# Required tasks:
1: Using the passage about Molly the tortoise, decide whether each statement below agrees with it. Answer yes or no for each and quote the words that settle it. (a) Molly the tortoise is ill. (b) The writer's mother is taking Molly to the tortoise hospital. (c) The writer had heard from Nancy recently.
2: In the passage about Molly the tortoise, which friend is described as richer in every thing but cash?
3: Continue the passage about Molly the tortoise, starting after its last sentence.

# Extract:
━━━━━━━━

Oops. Maybe I shouldn’t have divulged my ménage à trois with Ivanka & Melania Trump?

Molly, the Tortoise, is ill. My sister is taking her to the tortoise hospital. I haven’t heard from my sister Nancy in weeks. According to our mother she slept the entire Saturday, and perhaps a greater portion of Sunday as well. My sister sounded chipper, her usual perky-to-the-point-of-irritating-self. It had been so long that I was actually starting to miss her.  I was feeling somewhat abandoned, bereft of any semblance of support. My friend Richard was also MIA, while my friend Mia was richer in every thing but cash.

━━━━━━━━

Stored data entries
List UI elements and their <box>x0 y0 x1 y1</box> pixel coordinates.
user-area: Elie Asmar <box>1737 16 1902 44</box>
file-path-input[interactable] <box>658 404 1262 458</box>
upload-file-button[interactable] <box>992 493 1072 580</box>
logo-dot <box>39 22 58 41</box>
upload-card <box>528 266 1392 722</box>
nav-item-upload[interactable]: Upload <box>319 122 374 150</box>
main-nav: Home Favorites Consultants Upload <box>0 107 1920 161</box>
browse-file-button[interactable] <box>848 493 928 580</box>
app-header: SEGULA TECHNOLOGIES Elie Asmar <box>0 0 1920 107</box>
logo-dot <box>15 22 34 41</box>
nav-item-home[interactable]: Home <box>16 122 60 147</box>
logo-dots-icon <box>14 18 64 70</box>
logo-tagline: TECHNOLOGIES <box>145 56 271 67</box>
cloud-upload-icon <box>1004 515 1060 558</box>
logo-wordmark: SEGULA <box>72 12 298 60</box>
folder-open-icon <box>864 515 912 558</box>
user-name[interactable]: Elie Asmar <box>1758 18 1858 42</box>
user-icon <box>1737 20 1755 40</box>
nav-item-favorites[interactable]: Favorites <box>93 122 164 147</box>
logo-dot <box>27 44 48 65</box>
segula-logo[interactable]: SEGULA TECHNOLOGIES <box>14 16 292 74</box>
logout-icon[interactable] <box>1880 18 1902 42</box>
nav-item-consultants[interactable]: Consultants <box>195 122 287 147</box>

━━━━━━━━

# Answers for the exercise:
1:
(a) Yes: "Molly, the Tortoise, is ill."
(b) No: "My sister is taking her to the tortoise hospital."
(c) No: "I haven’t heard from my sister Nancy in weeks."

2: The writer's friend Mia.

3:
But now I have heard from both of them, both Nancy and Richard (Mia was created purely for the purpose of a pun, obviously). It was all in my imagination. I was not on the fecal roster for reasons I couldn’t fathom. I was not stuck behind the podium without any IMODIUM®. I am somewhat concerned about Molly, but was not able to ascertain any further details due to my being at the library at CSUB surrounded by students who were all glaring at me for disrupting their studies. I hope Molly will fare better than her namesake, Molly Mallone, who died of a fever, though no one could save her. I should learn more in a few days when our Wednesday evening soirées continue. 

In other news, I am thinking about reading Shakespeare’s Richard III. There is a documentary video I have with Al Pacino wrestling with the role called Looking for Richard. Richard III is also a 1995 British drama film adapted from William Shakespeare’s play of the same name, starring Ian McKellen, Annette Bening, Jim Broadbent, Robert Downey Jr., Nigel Hawthorne, Kristin Scott Thomas, Maggie Smith, John Wood, Tim McInnerny and Dominic West. The setting for this film is 1930s England, but an alternate version torn by civil war between the houses of York and Lancaster, where Richard conspires to create a fascist dictatorship.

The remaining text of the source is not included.